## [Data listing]
>> BEGIN

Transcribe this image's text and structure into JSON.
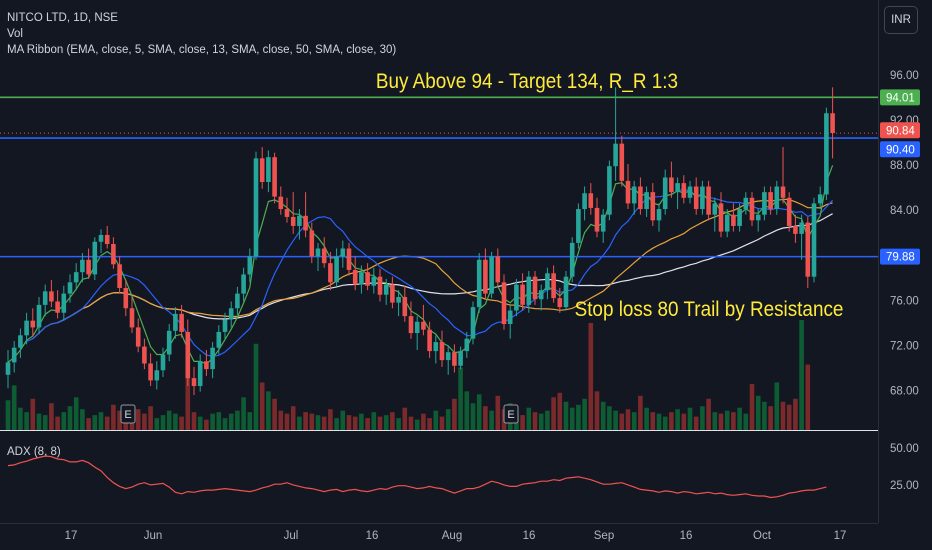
{
  "legend": {
    "symbol_line": "NITCO LTD, 1D, NSE",
    "vol_label": "Vol",
    "ma_label": "MA Ribbon (EMA, close, 5, SMA, close, 13, SMA, close, 50, SMA, close, 30)"
  },
  "currency_button": "INR",
  "annotations": {
    "buy_text": "Buy Above 94 - Target 134, R_R 1:3",
    "stop_text": "Stop loss 80 Trail by Resistance"
  },
  "adx_label": "ADX (8, 8)",
  "colors": {
    "background": "#131722",
    "up": "#26a69a",
    "down": "#ef5350",
    "vol_up": "#0e5c34",
    "vol_down": "#7a2a2b",
    "green_line": "#4caf50",
    "blue_line": "#2962ff",
    "ema5": "#4caf50",
    "sma13": "#2962ff",
    "sma30": "#e6a23c",
    "sma50": "#e0e3eb",
    "adx": "#ef5350",
    "annotation_text": "#ffeb3b"
  },
  "chart_data": {
    "type": "candlestick",
    "symbol": "NITCO LTD",
    "interval": "1D",
    "exchange": "NSE",
    "price_axis": {
      "ticks": [
        "96.00",
        "92.00",
        "88.00",
        "84.00",
        "80.00",
        "76.00",
        "72.00",
        "68.00"
      ],
      "range": [
        64.5,
        97.5
      ]
    },
    "time_axis": {
      "ticks": [
        "17",
        "Jun",
        "Jul",
        "16",
        "Aug",
        "16",
        "Sep",
        "16",
        "Oct",
        "17"
      ]
    },
    "adx_axis": {
      "ticks": [
        "50.00",
        "25.00"
      ],
      "range": [
        0,
        60
      ]
    },
    "horizontal_lines": [
      {
        "price": 94.01,
        "color": "#4caf50",
        "label": "94.01"
      },
      {
        "price": 90.4,
        "color": "#2962ff",
        "label": "90.40"
      },
      {
        "price": 79.88,
        "color": "#2962ff",
        "label": "79.88"
      }
    ],
    "last_price": {
      "value": 90.84,
      "label": "90.84"
    },
    "earnings_markers": [
      {
        "label": "E",
        "date": "Jun"
      },
      {
        "label": "E",
        "date": "Aug"
      }
    ],
    "candles": [
      {
        "o": 69.4,
        "h": 71.6,
        "l": 68.2,
        "c": 70.5
      },
      {
        "o": 70.5,
        "h": 72.4,
        "l": 69.6,
        "c": 71.8
      },
      {
        "o": 71.8,
        "h": 73.5,
        "l": 70.9,
        "c": 72.9
      },
      {
        "o": 72.9,
        "h": 74.9,
        "l": 72.1,
        "c": 74.2
      },
      {
        "o": 74.2,
        "h": 75.3,
        "l": 72.8,
        "c": 73.6
      },
      {
        "o": 73.6,
        "h": 76.3,
        "l": 73.0,
        "c": 75.6
      },
      {
        "o": 75.6,
        "h": 77.4,
        "l": 74.6,
        "c": 76.8
      },
      {
        "o": 76.8,
        "h": 77.8,
        "l": 75.4,
        "c": 75.9
      },
      {
        "o": 75.9,
        "h": 76.9,
        "l": 74.4,
        "c": 74.9
      },
      {
        "o": 74.9,
        "h": 77.3,
        "l": 74.2,
        "c": 76.6
      },
      {
        "o": 76.6,
        "h": 78.3,
        "l": 75.8,
        "c": 77.6
      },
      {
        "o": 77.6,
        "h": 79.3,
        "l": 76.9,
        "c": 78.5
      },
      {
        "o": 78.5,
        "h": 80.2,
        "l": 77.6,
        "c": 79.6
      },
      {
        "o": 79.6,
        "h": 80.6,
        "l": 77.9,
        "c": 78.3
      },
      {
        "o": 78.3,
        "h": 81.6,
        "l": 77.8,
        "c": 81.2
      },
      {
        "o": 81.2,
        "h": 82.3,
        "l": 80.2,
        "c": 81.8
      },
      {
        "o": 81.8,
        "h": 82.6,
        "l": 80.6,
        "c": 81.0
      },
      {
        "o": 81.0,
        "h": 81.6,
        "l": 78.8,
        "c": 79.2
      },
      {
        "o": 79.2,
        "h": 79.9,
        "l": 76.6,
        "c": 77.1
      },
      {
        "o": 77.1,
        "h": 77.8,
        "l": 74.6,
        "c": 75.3
      },
      {
        "o": 75.3,
        "h": 76.3,
        "l": 73.1,
        "c": 73.6
      },
      {
        "o": 73.6,
        "h": 74.4,
        "l": 71.4,
        "c": 71.9
      },
      {
        "o": 71.9,
        "h": 72.6,
        "l": 69.9,
        "c": 70.4
      },
      {
        "o": 70.4,
        "h": 71.3,
        "l": 68.4,
        "c": 68.9
      },
      {
        "o": 68.9,
        "h": 70.6,
        "l": 68.1,
        "c": 69.8
      },
      {
        "o": 69.8,
        "h": 71.8,
        "l": 69.2,
        "c": 71.2
      },
      {
        "o": 71.2,
        "h": 73.9,
        "l": 70.6,
        "c": 73.3
      },
      {
        "o": 73.3,
        "h": 75.4,
        "l": 72.6,
        "c": 74.8
      },
      {
        "o": 74.8,
        "h": 75.6,
        "l": 72.7,
        "c": 73.2
      },
      {
        "o": 73.2,
        "h": 74.3,
        "l": 68.4,
        "c": 69.1
      },
      {
        "o": 69.1,
        "h": 70.1,
        "l": 67.6,
        "c": 68.4
      },
      {
        "o": 68.4,
        "h": 71.2,
        "l": 67.9,
        "c": 70.6
      },
      {
        "o": 70.6,
        "h": 71.6,
        "l": 69.3,
        "c": 69.9
      },
      {
        "o": 69.9,
        "h": 72.3,
        "l": 69.1,
        "c": 71.8
      },
      {
        "o": 71.8,
        "h": 73.8,
        "l": 71.2,
        "c": 73.2
      },
      {
        "o": 73.2,
        "h": 74.9,
        "l": 72.6,
        "c": 74.3
      },
      {
        "o": 74.3,
        "h": 75.9,
        "l": 73.6,
        "c": 75.3
      },
      {
        "o": 75.3,
        "h": 77.2,
        "l": 74.7,
        "c": 76.6
      },
      {
        "o": 76.6,
        "h": 78.9,
        "l": 75.9,
        "c": 78.3
      },
      {
        "o": 78.3,
        "h": 80.6,
        "l": 77.6,
        "c": 79.9
      },
      {
        "o": 79.9,
        "h": 89.2,
        "l": 79.6,
        "c": 88.6
      },
      {
        "o": 88.6,
        "h": 89.6,
        "l": 85.9,
        "c": 86.5
      },
      {
        "o": 86.5,
        "h": 89.3,
        "l": 85.6,
        "c": 88.7
      },
      {
        "o": 88.7,
        "h": 89.1,
        "l": 84.6,
        "c": 85.2
      },
      {
        "o": 85.2,
        "h": 86.1,
        "l": 83.6,
        "c": 84.1
      },
      {
        "o": 84.1,
        "h": 85.1,
        "l": 82.9,
        "c": 83.4
      },
      {
        "o": 83.4,
        "h": 85.6,
        "l": 81.9,
        "c": 82.6
      },
      {
        "o": 82.6,
        "h": 84.1,
        "l": 81.4,
        "c": 83.5
      },
      {
        "o": 83.5,
        "h": 85.6,
        "l": 81.6,
        "c": 82.2
      },
      {
        "o": 82.2,
        "h": 82.9,
        "l": 79.3,
        "c": 79.9
      },
      {
        "o": 79.9,
        "h": 81.1,
        "l": 78.6,
        "c": 80.6
      },
      {
        "o": 80.6,
        "h": 81.6,
        "l": 78.9,
        "c": 79.3
      },
      {
        "o": 79.3,
        "h": 80.3,
        "l": 76.9,
        "c": 77.6
      },
      {
        "o": 77.6,
        "h": 80.6,
        "l": 77.2,
        "c": 79.9
      },
      {
        "o": 79.9,
        "h": 81.3,
        "l": 78.9,
        "c": 80.6
      },
      {
        "o": 80.6,
        "h": 81.1,
        "l": 78.2,
        "c": 78.7
      },
      {
        "o": 78.7,
        "h": 79.9,
        "l": 76.9,
        "c": 77.4
      },
      {
        "o": 77.4,
        "h": 79.1,
        "l": 76.6,
        "c": 78.5
      },
      {
        "o": 78.5,
        "h": 79.3,
        "l": 76.9,
        "c": 77.3
      },
      {
        "o": 77.3,
        "h": 78.9,
        "l": 76.6,
        "c": 78.1
      },
      {
        "o": 78.1,
        "h": 78.8,
        "l": 75.9,
        "c": 76.5
      },
      {
        "o": 76.5,
        "h": 77.9,
        "l": 75.6,
        "c": 77.4
      },
      {
        "o": 77.4,
        "h": 78.1,
        "l": 75.3,
        "c": 75.8
      },
      {
        "o": 75.8,
        "h": 76.9,
        "l": 74.6,
        "c": 76.3
      },
      {
        "o": 76.3,
        "h": 77.3,
        "l": 74.1,
        "c": 74.6
      },
      {
        "o": 74.6,
        "h": 75.9,
        "l": 72.6,
        "c": 73.1
      },
      {
        "o": 73.1,
        "h": 74.6,
        "l": 71.6,
        "c": 74.1
      },
      {
        "o": 74.1,
        "h": 75.6,
        "l": 72.9,
        "c": 73.4
      },
      {
        "o": 73.4,
        "h": 74.1,
        "l": 70.9,
        "c": 71.5
      },
      {
        "o": 71.5,
        "h": 72.9,
        "l": 70.4,
        "c": 72.3
      },
      {
        "o": 72.3,
        "h": 73.3,
        "l": 70.1,
        "c": 70.7
      },
      {
        "o": 70.7,
        "h": 71.9,
        "l": 69.4,
        "c": 71.4
      },
      {
        "o": 71.4,
        "h": 72.1,
        "l": 69.6,
        "c": 70.2
      },
      {
        "o": 70.2,
        "h": 71.9,
        "l": 69.9,
        "c": 71.5
      },
      {
        "o": 71.5,
        "h": 73.2,
        "l": 70.9,
        "c": 72.6
      },
      {
        "o": 72.6,
        "h": 75.9,
        "l": 72.1,
        "c": 75.4
      },
      {
        "o": 75.4,
        "h": 80.2,
        "l": 74.9,
        "c": 79.6
      },
      {
        "o": 79.6,
        "h": 80.6,
        "l": 76.1,
        "c": 76.6
      },
      {
        "o": 76.6,
        "h": 80.3,
        "l": 76.2,
        "c": 79.9
      },
      {
        "o": 79.9,
        "h": 80.6,
        "l": 77.2,
        "c": 77.6
      },
      {
        "o": 77.6,
        "h": 78.3,
        "l": 73.4,
        "c": 73.9
      },
      {
        "o": 73.9,
        "h": 75.6,
        "l": 72.6,
        "c": 75.1
      },
      {
        "o": 75.1,
        "h": 77.9,
        "l": 74.6,
        "c": 77.4
      },
      {
        "o": 77.4,
        "h": 78.4,
        "l": 75.1,
        "c": 75.6
      },
      {
        "o": 75.6,
        "h": 78.6,
        "l": 74.9,
        "c": 78.1
      },
      {
        "o": 78.1,
        "h": 78.6,
        "l": 75.6,
        "c": 76.1
      },
      {
        "o": 76.1,
        "h": 77.4,
        "l": 75.1,
        "c": 76.9
      },
      {
        "o": 76.9,
        "h": 78.9,
        "l": 76.1,
        "c": 78.4
      },
      {
        "o": 78.4,
        "h": 79.1,
        "l": 75.8,
        "c": 76.2
      },
      {
        "o": 76.2,
        "h": 77.1,
        "l": 74.9,
        "c": 75.4
      },
      {
        "o": 75.4,
        "h": 78.6,
        "l": 75.1,
        "c": 78.1
      },
      {
        "o": 78.1,
        "h": 81.6,
        "l": 77.6,
        "c": 81.1
      },
      {
        "o": 81.1,
        "h": 84.6,
        "l": 80.6,
        "c": 84.1
      },
      {
        "o": 84.1,
        "h": 86.1,
        "l": 83.1,
        "c": 85.5
      },
      {
        "o": 85.5,
        "h": 86.4,
        "l": 83.6,
        "c": 84.2
      },
      {
        "o": 84.2,
        "h": 85.1,
        "l": 81.6,
        "c": 82.1
      },
      {
        "o": 82.1,
        "h": 84.1,
        "l": 81.1,
        "c": 83.6
      },
      {
        "o": 83.6,
        "h": 88.4,
        "l": 83.1,
        "c": 87.9
      },
      {
        "o": 87.9,
        "h": 94.9,
        "l": 86.6,
        "c": 89.9
      },
      {
        "o": 89.9,
        "h": 90.6,
        "l": 86.1,
        "c": 86.6
      },
      {
        "o": 86.6,
        "h": 88.1,
        "l": 84.1,
        "c": 84.6
      },
      {
        "o": 84.6,
        "h": 86.6,
        "l": 83.6,
        "c": 86.1
      },
      {
        "o": 86.1,
        "h": 86.9,
        "l": 83.6,
        "c": 84.1
      },
      {
        "o": 84.1,
        "h": 86.1,
        "l": 83.4,
        "c": 85.6
      },
      {
        "o": 85.6,
        "h": 86.4,
        "l": 82.6,
        "c": 83.1
      },
      {
        "o": 83.1,
        "h": 84.6,
        "l": 82.1,
        "c": 84.1
      },
      {
        "o": 84.1,
        "h": 87.6,
        "l": 83.6,
        "c": 86.9
      },
      {
        "o": 86.9,
        "h": 88.3,
        "l": 85.1,
        "c": 85.6
      },
      {
        "o": 85.6,
        "h": 86.9,
        "l": 84.1,
        "c": 86.4
      },
      {
        "o": 86.4,
        "h": 87.1,
        "l": 84.6,
        "c": 85.1
      },
      {
        "o": 85.1,
        "h": 86.6,
        "l": 84.6,
        "c": 86.1
      },
      {
        "o": 86.1,
        "h": 86.9,
        "l": 83.6,
        "c": 84.1
      },
      {
        "o": 84.1,
        "h": 86.6,
        "l": 83.6,
        "c": 86.1
      },
      {
        "o": 86.1,
        "h": 86.6,
        "l": 83.1,
        "c": 83.6
      },
      {
        "o": 83.6,
        "h": 85.1,
        "l": 82.1,
        "c": 84.6
      },
      {
        "o": 84.6,
        "h": 85.6,
        "l": 81.6,
        "c": 82.1
      },
      {
        "o": 82.1,
        "h": 84.1,
        "l": 81.6,
        "c": 83.6
      },
      {
        "o": 83.6,
        "h": 84.6,
        "l": 82.1,
        "c": 82.6
      },
      {
        "o": 82.6,
        "h": 84.6,
        "l": 82.1,
        "c": 84.1
      },
      {
        "o": 84.1,
        "h": 85.6,
        "l": 83.6,
        "c": 85.1
      },
      {
        "o": 85.1,
        "h": 85.6,
        "l": 82.6,
        "c": 83.1
      },
      {
        "o": 83.1,
        "h": 84.1,
        "l": 82.1,
        "c": 83.6
      },
      {
        "o": 83.6,
        "h": 86.1,
        "l": 83.1,
        "c": 85.6
      },
      {
        "o": 85.6,
        "h": 86.1,
        "l": 83.6,
        "c": 84.1
      },
      {
        "o": 84.1,
        "h": 86.6,
        "l": 83.6,
        "c": 86.1
      },
      {
        "o": 86.1,
        "h": 89.6,
        "l": 84.6,
        "c": 85.1
      },
      {
        "o": 85.1,
        "h": 85.6,
        "l": 82.1,
        "c": 82.6
      },
      {
        "o": 82.6,
        "h": 83.6,
        "l": 81.1,
        "c": 81.9
      },
      {
        "o": 81.9,
        "h": 83.6,
        "l": 79.6,
        "c": 82.9
      },
      {
        "o": 82.9,
        "h": 83.4,
        "l": 77.1,
        "c": 78.1
      },
      {
        "o": 78.1,
        "h": 85.1,
        "l": 77.6,
        "c": 84.6
      },
      {
        "o": 84.6,
        "h": 86.1,
        "l": 84.1,
        "c": 85.4
      },
      {
        "o": 85.4,
        "h": 93.1,
        "l": 84.9,
        "c": 92.6
      },
      {
        "o": 92.6,
        "h": 94.9,
        "l": 88.6,
        "c": 90.84
      }
    ],
    "volume": [
      2,
      3,
      1.5,
      1.2,
      2.1,
      1.1,
      1,
      1.8,
      0.9,
      1.2,
      1.6,
      2.2,
      1.4,
      0.8,
      1,
      1.2,
      0.9,
      1.7,
      1.3,
      1.5,
      1.2,
      1.4,
      1.1,
      1.6,
      0.8,
      1,
      1.3,
      1.1,
      0.9,
      3.6,
      1.2,
      0.9,
      0.7,
      1.1,
      1.2,
      0.8,
      1.1,
      1.3,
      2.2,
      1.2,
      5.8,
      3.2,
      2.6,
      2.1,
      1.3,
      1.1,
      1.6,
      0.9,
      1.2,
      1.1,
      1,
      0.9,
      1.4,
      0.8,
      1.3,
      1,
      0.9,
      1.1,
      0.8,
      1.2,
      0.9,
      1,
      1.2,
      0.8,
      1.5,
      0.9,
      0.7,
      1.1,
      0.8,
      1.3,
      0.9,
      1.4,
      2.1,
      4.2,
      2.6,
      1.8,
      2.4,
      1.6,
      1.3,
      2.3,
      1.4,
      1.8,
      1.1,
      1,
      1.5,
      1.2,
      1.1,
      1.3,
      2.2,
      2.5,
      1.9,
      1.5,
      1.7,
      2.1,
      7.2,
      2.6,
      1.9,
      1.6,
      1.3,
      1.1,
      1.4,
      1.2,
      2.3,
      1.5,
      1.2,
      1.1,
      0.9,
      1.2,
      1.4,
      1.1,
      1.5,
      0.9,
      1.6,
      2.1,
      1.2,
      1.1,
      1.3,
      1.2,
      1.5,
      1.1,
      3.1,
      2.3,
      1.9,
      1.6,
      3.2,
      1.9,
      1.7,
      2.1,
      7.4,
      4.4
    ],
    "adx": [
      38,
      38.5,
      40,
      41,
      42.5,
      43.5,
      44.5,
      44,
      42.5,
      42,
      40.5,
      40.5,
      41.5,
      40,
      37,
      34.5,
      30,
      26.5,
      24,
      22.5,
      23.5,
      25.5,
      26.5,
      25,
      25.5,
      26,
      23.5,
      20,
      19,
      20.5,
      20,
      21,
      21.5,
      21.5,
      22,
      22.5,
      22,
      21.5,
      21,
      20.5,
      21.5,
      23,
      24,
      25.5,
      25.5,
      26.5,
      25,
      24,
      23,
      22.5,
      21.5,
      20.5,
      21.5,
      22,
      20.5,
      21.5,
      22,
      21,
      20.5,
      21.5,
      22.5,
      22,
      23.5,
      24.5,
      24.5,
      23.5,
      22.5,
      23,
      24,
      23,
      22.5,
      21,
      19.5,
      21,
      22.5,
      22.5,
      23.5,
      25.5,
      27.5,
      26.5,
      25,
      24,
      24,
      25.5,
      26,
      26.5,
      27.5,
      27.5,
      28.5,
      28,
      29.5,
      30,
      30.5,
      29.5,
      28.5,
      27,
      25.5,
      25.5,
      26,
      26.5,
      25,
      23.5,
      22,
      21.5,
      21,
      20,
      21,
      20.5,
      19.5,
      20.5,
      20,
      19,
      19.5,
      20,
      19,
      19.5,
      18.5,
      18,
      18.5,
      19,
      18,
      17.5,
      17.5,
      16.5,
      17,
      18,
      19.5,
      20,
      21,
      21.5,
      21.5,
      22.5,
      23.5
    ]
  }
}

>> END

## [Given instruction]
Each line that holds the word "NITCO" should be extracted from the records.

## [The reply]
    "symbol_line": "NITCO LTD, 1D, NSE",
    "symbol": "NITCO LTD",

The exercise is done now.